BRIEF: Select the lines that contain "summary" and copy each of them.

[START OF EXERCISE INPUTS]

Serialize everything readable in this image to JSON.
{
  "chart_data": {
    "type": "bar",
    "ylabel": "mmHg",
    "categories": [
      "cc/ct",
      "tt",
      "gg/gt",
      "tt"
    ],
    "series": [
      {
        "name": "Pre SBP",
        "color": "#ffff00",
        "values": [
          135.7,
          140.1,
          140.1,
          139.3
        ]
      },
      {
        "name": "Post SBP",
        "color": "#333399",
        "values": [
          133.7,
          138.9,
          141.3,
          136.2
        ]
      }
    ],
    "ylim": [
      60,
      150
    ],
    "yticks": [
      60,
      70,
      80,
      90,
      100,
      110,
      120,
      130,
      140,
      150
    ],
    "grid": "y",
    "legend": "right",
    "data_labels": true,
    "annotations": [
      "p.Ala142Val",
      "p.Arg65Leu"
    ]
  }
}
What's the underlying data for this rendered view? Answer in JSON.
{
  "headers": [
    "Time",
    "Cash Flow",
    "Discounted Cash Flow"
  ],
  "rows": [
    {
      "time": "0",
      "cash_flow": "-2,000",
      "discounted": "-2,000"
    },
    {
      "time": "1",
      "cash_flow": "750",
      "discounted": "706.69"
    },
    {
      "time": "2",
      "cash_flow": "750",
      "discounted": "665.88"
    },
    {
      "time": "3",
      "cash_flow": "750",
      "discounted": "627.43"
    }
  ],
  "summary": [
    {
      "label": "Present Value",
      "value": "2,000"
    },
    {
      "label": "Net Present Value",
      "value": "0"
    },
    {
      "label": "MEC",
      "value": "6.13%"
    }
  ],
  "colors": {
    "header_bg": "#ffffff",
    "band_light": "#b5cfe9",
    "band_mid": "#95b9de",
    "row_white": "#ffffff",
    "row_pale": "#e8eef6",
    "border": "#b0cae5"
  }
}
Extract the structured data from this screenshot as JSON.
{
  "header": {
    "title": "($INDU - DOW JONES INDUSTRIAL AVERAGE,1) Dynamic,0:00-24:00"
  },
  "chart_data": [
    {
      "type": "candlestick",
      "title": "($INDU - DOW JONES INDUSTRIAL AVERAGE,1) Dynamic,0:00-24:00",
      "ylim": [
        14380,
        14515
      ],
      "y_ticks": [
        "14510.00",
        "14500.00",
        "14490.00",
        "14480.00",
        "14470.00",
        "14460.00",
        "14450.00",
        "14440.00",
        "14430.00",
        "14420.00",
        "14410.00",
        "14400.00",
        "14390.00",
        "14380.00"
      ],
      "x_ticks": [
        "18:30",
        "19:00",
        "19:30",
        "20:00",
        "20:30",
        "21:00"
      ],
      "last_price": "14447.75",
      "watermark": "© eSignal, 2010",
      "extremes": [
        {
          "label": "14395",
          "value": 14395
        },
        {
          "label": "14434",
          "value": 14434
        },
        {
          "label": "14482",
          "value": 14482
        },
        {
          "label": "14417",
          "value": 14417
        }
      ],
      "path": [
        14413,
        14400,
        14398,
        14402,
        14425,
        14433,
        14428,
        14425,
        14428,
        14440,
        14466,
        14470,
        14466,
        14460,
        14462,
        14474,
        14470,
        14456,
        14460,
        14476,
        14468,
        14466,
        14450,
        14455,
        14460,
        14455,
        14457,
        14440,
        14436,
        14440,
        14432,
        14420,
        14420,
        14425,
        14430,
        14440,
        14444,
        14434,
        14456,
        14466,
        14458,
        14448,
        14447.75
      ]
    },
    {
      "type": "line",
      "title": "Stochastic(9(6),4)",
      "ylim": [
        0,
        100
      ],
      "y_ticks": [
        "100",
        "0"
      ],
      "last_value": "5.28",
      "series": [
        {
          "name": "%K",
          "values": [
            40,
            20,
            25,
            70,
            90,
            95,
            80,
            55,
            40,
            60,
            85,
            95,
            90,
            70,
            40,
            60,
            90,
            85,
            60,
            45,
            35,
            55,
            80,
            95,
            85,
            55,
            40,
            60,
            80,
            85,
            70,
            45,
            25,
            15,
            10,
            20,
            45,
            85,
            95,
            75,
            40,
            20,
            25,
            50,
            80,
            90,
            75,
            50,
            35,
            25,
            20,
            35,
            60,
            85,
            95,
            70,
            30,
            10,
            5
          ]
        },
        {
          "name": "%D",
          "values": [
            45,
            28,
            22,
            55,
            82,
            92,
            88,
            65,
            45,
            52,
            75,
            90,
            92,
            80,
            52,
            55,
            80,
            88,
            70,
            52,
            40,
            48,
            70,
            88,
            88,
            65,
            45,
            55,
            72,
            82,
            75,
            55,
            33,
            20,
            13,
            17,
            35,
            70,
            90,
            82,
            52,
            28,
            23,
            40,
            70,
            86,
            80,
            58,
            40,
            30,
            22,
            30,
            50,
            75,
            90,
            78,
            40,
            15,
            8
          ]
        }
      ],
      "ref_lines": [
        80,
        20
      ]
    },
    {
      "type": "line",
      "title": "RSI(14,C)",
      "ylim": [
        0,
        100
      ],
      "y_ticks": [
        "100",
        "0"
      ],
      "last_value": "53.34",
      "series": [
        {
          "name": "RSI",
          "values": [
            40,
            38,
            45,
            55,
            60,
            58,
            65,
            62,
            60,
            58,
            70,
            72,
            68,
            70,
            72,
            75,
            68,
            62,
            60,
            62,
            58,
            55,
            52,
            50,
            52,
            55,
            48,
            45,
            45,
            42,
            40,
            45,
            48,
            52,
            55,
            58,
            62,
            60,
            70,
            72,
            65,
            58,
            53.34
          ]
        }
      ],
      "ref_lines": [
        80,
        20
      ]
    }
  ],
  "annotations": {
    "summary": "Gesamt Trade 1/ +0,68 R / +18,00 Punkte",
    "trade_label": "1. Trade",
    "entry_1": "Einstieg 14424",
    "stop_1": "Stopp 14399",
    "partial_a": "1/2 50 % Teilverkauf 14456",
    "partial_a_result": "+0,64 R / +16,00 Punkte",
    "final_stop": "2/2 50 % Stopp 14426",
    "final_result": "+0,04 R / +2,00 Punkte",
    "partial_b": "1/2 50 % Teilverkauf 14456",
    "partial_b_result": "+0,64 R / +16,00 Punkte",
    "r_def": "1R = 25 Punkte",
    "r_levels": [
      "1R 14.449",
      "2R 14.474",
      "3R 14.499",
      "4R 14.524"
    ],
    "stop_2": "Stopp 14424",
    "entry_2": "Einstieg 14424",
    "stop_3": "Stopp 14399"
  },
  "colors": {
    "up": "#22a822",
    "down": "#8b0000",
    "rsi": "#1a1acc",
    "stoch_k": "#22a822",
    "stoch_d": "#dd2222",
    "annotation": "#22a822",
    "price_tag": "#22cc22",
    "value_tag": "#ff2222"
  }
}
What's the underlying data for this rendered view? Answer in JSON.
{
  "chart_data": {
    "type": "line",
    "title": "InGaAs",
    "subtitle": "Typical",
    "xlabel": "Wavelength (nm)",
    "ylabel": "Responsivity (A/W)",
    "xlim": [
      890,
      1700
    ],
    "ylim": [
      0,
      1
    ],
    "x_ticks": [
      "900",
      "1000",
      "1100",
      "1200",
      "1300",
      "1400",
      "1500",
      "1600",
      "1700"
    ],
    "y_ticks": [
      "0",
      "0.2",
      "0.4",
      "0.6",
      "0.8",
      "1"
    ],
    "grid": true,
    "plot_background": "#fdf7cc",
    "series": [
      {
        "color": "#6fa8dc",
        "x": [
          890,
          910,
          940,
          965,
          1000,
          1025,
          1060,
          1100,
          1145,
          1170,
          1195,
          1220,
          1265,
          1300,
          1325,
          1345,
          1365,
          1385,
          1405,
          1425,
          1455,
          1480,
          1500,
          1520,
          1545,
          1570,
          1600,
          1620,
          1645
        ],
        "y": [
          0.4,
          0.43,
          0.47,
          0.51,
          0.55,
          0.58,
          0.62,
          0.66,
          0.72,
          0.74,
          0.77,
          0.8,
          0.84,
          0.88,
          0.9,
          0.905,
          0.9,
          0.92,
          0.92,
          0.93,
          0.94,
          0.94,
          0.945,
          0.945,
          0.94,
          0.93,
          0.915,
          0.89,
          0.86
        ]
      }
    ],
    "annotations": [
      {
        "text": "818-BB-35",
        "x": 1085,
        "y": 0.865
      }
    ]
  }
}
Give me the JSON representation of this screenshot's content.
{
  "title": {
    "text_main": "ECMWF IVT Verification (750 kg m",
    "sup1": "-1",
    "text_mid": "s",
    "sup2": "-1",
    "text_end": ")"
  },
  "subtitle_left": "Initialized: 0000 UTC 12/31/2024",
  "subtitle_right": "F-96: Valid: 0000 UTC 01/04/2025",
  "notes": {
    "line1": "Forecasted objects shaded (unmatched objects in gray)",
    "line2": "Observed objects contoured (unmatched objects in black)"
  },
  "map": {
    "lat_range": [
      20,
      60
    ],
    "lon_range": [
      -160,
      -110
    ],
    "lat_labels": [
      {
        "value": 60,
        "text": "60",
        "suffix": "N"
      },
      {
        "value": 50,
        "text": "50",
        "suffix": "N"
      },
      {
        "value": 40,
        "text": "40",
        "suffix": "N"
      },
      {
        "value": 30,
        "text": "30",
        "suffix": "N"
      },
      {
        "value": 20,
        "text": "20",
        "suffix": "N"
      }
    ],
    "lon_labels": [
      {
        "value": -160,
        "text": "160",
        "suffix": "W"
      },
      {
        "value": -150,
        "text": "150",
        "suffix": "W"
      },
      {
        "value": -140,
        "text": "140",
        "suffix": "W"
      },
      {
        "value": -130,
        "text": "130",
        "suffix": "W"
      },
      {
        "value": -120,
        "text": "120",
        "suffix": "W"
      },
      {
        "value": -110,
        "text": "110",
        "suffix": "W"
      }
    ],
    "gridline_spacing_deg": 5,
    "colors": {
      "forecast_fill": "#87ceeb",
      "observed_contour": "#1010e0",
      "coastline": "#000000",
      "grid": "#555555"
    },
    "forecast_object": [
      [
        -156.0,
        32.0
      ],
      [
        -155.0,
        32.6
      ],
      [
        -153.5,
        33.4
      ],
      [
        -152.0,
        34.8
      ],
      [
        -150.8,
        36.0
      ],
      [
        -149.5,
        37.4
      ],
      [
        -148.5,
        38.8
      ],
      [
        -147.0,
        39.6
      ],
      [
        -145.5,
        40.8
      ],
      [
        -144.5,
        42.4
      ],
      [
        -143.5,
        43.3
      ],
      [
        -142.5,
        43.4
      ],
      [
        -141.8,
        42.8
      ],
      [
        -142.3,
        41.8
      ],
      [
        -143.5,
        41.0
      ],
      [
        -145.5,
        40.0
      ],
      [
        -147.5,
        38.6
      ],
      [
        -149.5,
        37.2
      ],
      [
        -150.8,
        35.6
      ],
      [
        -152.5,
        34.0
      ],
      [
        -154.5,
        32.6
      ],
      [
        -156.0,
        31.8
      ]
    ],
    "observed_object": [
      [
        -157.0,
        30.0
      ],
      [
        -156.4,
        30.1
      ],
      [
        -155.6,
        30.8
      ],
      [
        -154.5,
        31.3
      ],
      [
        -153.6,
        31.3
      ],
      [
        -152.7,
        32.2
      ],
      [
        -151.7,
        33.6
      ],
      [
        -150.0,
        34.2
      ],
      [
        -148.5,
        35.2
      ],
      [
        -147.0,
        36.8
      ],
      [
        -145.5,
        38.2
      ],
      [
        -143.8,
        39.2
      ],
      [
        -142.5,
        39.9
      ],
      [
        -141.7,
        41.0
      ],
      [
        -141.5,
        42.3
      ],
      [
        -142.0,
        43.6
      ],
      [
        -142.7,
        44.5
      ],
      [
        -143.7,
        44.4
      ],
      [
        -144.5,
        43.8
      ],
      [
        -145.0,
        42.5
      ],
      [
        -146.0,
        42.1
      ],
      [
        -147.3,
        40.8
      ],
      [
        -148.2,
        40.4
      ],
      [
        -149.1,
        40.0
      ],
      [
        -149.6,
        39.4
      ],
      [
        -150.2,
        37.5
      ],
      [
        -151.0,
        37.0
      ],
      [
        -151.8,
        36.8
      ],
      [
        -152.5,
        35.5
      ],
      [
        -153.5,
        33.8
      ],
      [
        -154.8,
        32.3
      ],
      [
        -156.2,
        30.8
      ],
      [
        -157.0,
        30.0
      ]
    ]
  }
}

[END OF EXERCISE INPUTS]

TASK RESPONSE:
  "summary": [
    "summary": "Gesamt Trade 1/ +0,68 R / +18,00 Punkte",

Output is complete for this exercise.